[Extracted data entries]
-------------------------

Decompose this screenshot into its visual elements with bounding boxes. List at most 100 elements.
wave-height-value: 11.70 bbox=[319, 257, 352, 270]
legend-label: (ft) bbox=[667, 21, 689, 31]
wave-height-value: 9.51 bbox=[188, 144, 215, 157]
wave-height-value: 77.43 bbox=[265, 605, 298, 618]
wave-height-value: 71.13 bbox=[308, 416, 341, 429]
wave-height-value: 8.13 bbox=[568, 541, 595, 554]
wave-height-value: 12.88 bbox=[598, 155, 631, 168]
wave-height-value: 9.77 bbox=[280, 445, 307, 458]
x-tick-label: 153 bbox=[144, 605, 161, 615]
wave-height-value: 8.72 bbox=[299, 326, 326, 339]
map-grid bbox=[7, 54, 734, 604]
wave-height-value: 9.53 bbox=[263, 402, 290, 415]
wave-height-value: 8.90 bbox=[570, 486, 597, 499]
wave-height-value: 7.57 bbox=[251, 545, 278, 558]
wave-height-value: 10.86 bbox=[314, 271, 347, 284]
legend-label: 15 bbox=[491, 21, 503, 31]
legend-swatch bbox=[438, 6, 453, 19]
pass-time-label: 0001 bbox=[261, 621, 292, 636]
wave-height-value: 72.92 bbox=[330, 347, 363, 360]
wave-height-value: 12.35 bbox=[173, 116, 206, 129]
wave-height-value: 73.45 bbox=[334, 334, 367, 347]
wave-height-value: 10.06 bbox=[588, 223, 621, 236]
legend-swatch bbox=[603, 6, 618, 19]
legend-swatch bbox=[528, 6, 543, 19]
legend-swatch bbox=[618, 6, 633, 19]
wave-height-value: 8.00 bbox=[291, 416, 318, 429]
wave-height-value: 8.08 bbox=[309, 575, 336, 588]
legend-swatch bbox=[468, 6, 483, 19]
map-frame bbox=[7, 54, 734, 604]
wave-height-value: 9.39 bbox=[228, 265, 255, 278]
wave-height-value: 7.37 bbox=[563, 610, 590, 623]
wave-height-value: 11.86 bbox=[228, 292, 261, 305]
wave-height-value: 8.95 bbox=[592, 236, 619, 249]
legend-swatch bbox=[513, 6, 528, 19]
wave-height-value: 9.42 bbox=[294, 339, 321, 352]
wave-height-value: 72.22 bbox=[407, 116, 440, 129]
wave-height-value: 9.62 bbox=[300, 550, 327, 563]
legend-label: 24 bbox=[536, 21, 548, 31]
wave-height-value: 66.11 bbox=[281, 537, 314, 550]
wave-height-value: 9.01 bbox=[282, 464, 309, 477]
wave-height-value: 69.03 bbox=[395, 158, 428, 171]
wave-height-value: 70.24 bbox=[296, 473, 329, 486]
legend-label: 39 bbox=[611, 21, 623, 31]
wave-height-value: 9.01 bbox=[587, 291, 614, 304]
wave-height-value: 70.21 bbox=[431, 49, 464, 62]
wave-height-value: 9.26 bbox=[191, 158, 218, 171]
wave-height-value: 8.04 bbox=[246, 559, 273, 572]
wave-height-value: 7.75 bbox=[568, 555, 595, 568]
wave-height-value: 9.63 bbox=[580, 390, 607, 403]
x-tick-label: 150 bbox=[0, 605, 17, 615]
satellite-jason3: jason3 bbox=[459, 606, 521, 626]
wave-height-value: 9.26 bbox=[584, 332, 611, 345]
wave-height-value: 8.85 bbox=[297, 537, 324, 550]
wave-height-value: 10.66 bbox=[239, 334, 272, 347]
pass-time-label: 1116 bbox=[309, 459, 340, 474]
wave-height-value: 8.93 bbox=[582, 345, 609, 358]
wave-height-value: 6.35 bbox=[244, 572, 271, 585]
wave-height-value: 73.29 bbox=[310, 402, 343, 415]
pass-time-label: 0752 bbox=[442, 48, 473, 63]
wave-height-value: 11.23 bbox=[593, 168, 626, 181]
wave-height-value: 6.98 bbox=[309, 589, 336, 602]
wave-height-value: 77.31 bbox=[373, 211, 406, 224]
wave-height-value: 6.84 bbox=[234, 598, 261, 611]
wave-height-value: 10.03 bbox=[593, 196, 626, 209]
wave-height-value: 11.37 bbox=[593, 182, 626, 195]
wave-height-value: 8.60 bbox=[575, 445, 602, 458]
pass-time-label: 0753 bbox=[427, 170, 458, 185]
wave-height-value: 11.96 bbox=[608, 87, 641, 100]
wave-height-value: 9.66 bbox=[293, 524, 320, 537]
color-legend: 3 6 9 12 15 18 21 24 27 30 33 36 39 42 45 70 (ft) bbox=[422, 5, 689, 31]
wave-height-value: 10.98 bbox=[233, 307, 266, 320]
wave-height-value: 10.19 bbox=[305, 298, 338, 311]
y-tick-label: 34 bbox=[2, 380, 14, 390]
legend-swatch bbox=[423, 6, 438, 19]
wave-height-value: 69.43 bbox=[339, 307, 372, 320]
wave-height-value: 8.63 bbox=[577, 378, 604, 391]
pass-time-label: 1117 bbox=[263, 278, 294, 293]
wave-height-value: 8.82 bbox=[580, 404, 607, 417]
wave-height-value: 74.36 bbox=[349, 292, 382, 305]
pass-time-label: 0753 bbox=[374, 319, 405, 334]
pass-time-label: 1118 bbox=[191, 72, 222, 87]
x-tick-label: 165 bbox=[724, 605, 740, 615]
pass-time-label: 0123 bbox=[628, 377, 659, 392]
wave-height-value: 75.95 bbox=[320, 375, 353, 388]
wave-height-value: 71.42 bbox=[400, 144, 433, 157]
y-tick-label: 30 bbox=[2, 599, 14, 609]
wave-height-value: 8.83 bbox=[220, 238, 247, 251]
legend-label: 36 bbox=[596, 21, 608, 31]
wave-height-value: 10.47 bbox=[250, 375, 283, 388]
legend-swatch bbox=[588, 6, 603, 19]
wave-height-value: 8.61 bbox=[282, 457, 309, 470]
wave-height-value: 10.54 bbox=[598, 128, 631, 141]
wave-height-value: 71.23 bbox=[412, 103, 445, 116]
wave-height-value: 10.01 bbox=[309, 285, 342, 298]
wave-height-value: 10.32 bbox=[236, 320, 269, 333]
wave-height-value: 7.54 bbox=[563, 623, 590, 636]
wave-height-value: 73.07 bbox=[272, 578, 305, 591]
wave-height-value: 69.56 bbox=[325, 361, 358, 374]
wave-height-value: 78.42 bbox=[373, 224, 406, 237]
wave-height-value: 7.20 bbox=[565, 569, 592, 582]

-------------------------

> **EXERCISE TASK**:
Change every "legend-swatch" in the records to "color-swatch" and reproduce all lines with nothing else altered.

> **CORRECT ANSWER**:
Decompose this screenshot into its visual elements with bounding boxes. List at most 100 elements.
wave-height-value: 11.70 bbox=[319, 257, 352, 270]
legend-label: (ft) bbox=[667, 21, 689, 31]
wave-height-value: 9.51 bbox=[188, 144, 215, 157]
wave-height-value: 77.43 bbox=[265, 605, 298, 618]
wave-height-value: 71.13 bbox=[308, 416, 341, 429]
wave-height-value: 8.13 bbox=[568, 541, 595, 554]
wave-height-value: 12.88 bbox=[598, 155, 631, 168]
wave-height-value: 9.77 bbox=[280, 445, 307, 458]
x-tick-label: 153 bbox=[144, 605, 161, 615]
wave-height-value: 8.72 bbox=[299, 326, 326, 339]
map-grid bbox=[7, 54, 734, 604]
wave-height-value: 9.53 bbox=[263, 402, 290, 415]
wave-height-value: 8.90 bbox=[570, 486, 597, 499]
wave-height-value: 7.57 bbox=[251, 545, 278, 558]
wave-height-value: 10.86 bbox=[314, 271, 347, 284]
legend-label: 15 bbox=[491, 21, 503, 31]
color-swatch bbox=[438, 6, 453, 19]
pass-time-label: 0001 bbox=[261, 621, 292, 636]
wave-height-value: 72.92 bbox=[330, 347, 363, 360]
wave-height-value: 12.35 bbox=[173, 116, 206, 129]
wave-height-value: 73.45 bbox=[334, 334, 367, 347]
wave-height-value: 10.06 bbox=[588, 223, 621, 236]
color-swatch bbox=[603, 6, 618, 19]
color-swatch bbox=[528, 6, 543, 19]
color-swatch bbox=[618, 6, 633, 19]
wave-height-value: 8.00 bbox=[291, 416, 318, 429]
wave-height-value: 8.08 bbox=[309, 575, 336, 588]
color-swatch bbox=[468, 6, 483, 19]
map-frame bbox=[7, 54, 734, 604]
wave-height-value: 9.39 bbox=[228, 265, 255, 278]
wave-height-value: 7.37 bbox=[563, 610, 590, 623]
wave-height-value: 11.86 bbox=[228, 292, 261, 305]
wave-height-value: 8.95 bbox=[592, 236, 619, 249]
color-swatch bbox=[513, 6, 528, 19]
wave-height-value: 9.42 bbox=[294, 339, 321, 352]
wave-height-value: 72.22 bbox=[407, 116, 440, 129]
wave-height-value: 9.62 bbox=[300, 550, 327, 563]
legend-label: 24 bbox=[536, 21, 548, 31]
wave-height-value: 66.11 bbox=[281, 537, 314, 550]
wave-height-value: 9.01 bbox=[282, 464, 309, 477]
wave-height-value: 69.03 bbox=[395, 158, 428, 171]
wave-height-value: 70.24 bbox=[296, 473, 329, 486]
legend-label: 39 bbox=[611, 21, 623, 31]
wave-height-value: 9.01 bbox=[587, 291, 614, 304]
wave-height-value: 70.21 bbox=[431, 49, 464, 62]
wave-height-value: 9.26 bbox=[191, 158, 218, 171]
wave-height-value: 8.04 bbox=[246, 559, 273, 572]
wave-height-value: 7.75 bbox=[568, 555, 595, 568]
wave-height-value: 9.63 bbox=[580, 390, 607, 403]
x-tick-label: 150 bbox=[0, 605, 17, 615]
satellite-jason3: jason3 bbox=[459, 606, 521, 626]
wave-height-value: 9.26 bbox=[584, 332, 611, 345]
wave-height-value: 8.85 bbox=[297, 537, 324, 550]
wave-height-value: 10.66 bbox=[239, 334, 272, 347]
pass-time-label: 1116 bbox=[309, 459, 340, 474]
wave-height-value: 8.93 bbox=[582, 345, 609, 358]
wave-height-value: 6.35 bbox=[244, 572, 271, 585]
wave-height-value: 73.29 bbox=[310, 402, 343, 415]
pass-time-label: 0752 bbox=[442, 48, 473, 63]
wave-height-value: 11.23 bbox=[593, 168, 626, 181]
wave-height-value: 6.98 bbox=[309, 589, 336, 602]
wave-height-value: 77.31 bbox=[373, 211, 406, 224]
wave-height-value: 6.84 bbox=[234, 598, 261, 611]
wave-height-value: 10.03 bbox=[593, 196, 626, 209]
wave-height-value: 11.37 bbox=[593, 182, 626, 195]
wave-height-value: 8.60 bbox=[575, 445, 602, 458]
pass-time-label: 0753 bbox=[427, 170, 458, 185]
wave-height-value: 11.96 bbox=[608, 87, 641, 100]
wave-height-value: 9.66 bbox=[293, 524, 320, 537]
color-legend: 3 6 9 12 15 18 21 24 27 30 33 36 39 42 45 70 (ft) bbox=[422, 5, 689, 31]
wave-height-value: 10.98 bbox=[233, 307, 266, 320]
wave-height-value: 10.19 bbox=[305, 298, 338, 311]
y-tick-label: 34 bbox=[2, 380, 14, 390]
color-swatch bbox=[423, 6, 438, 19]
wave-height-value: 69.43 bbox=[339, 307, 372, 320]
wave-height-value: 8.63 bbox=[577, 378, 604, 391]
pass-time-label: 1117 bbox=[263, 278, 294, 293]
wave-height-value: 8.82 bbox=[580, 404, 607, 417]
wave-height-value: 74.36 bbox=[349, 292, 382, 305]
pass-time-label: 0753 bbox=[374, 319, 405, 334]
pass-time-label: 1118 bbox=[191, 72, 222, 87]
x-tick-label: 165 bbox=[724, 605, 740, 615]
pass-time-label: 0123 bbox=[628, 377, 659, 392]
wave-height-value: 75.95 bbox=[320, 375, 353, 388]
wave-height-value: 71.42 bbox=[400, 144, 433, 157]
y-tick-label: 30 bbox=[2, 599, 14, 609]
wave-height-value: 8.83 bbox=[220, 238, 247, 251]
legend-label: 36 bbox=[596, 21, 608, 31]
wave-height-value: 10.47 bbox=[250, 375, 283, 388]
color-swatch bbox=[588, 6, 603, 19]
wave-height-value: 8.61 bbox=[282, 457, 309, 470]
wave-height-value: 10.54 bbox=[598, 128, 631, 141]
wave-height-value: 71.23 bbox=[412, 103, 445, 116]
wave-height-value: 10.01 bbox=[309, 285, 342, 298]
wave-height-value: 10.32 bbox=[236, 320, 269, 333]
wave-height-value: 7.54 bbox=[563, 623, 590, 636]
wave-height-value: 73.07 bbox=[272, 578, 305, 591]
wave-height-value: 69.56 bbox=[325, 361, 358, 374]
wave-height-value: 78.42 bbox=[373, 224, 406, 237]
wave-height-value: 7.20 bbox=[565, 569, 592, 582]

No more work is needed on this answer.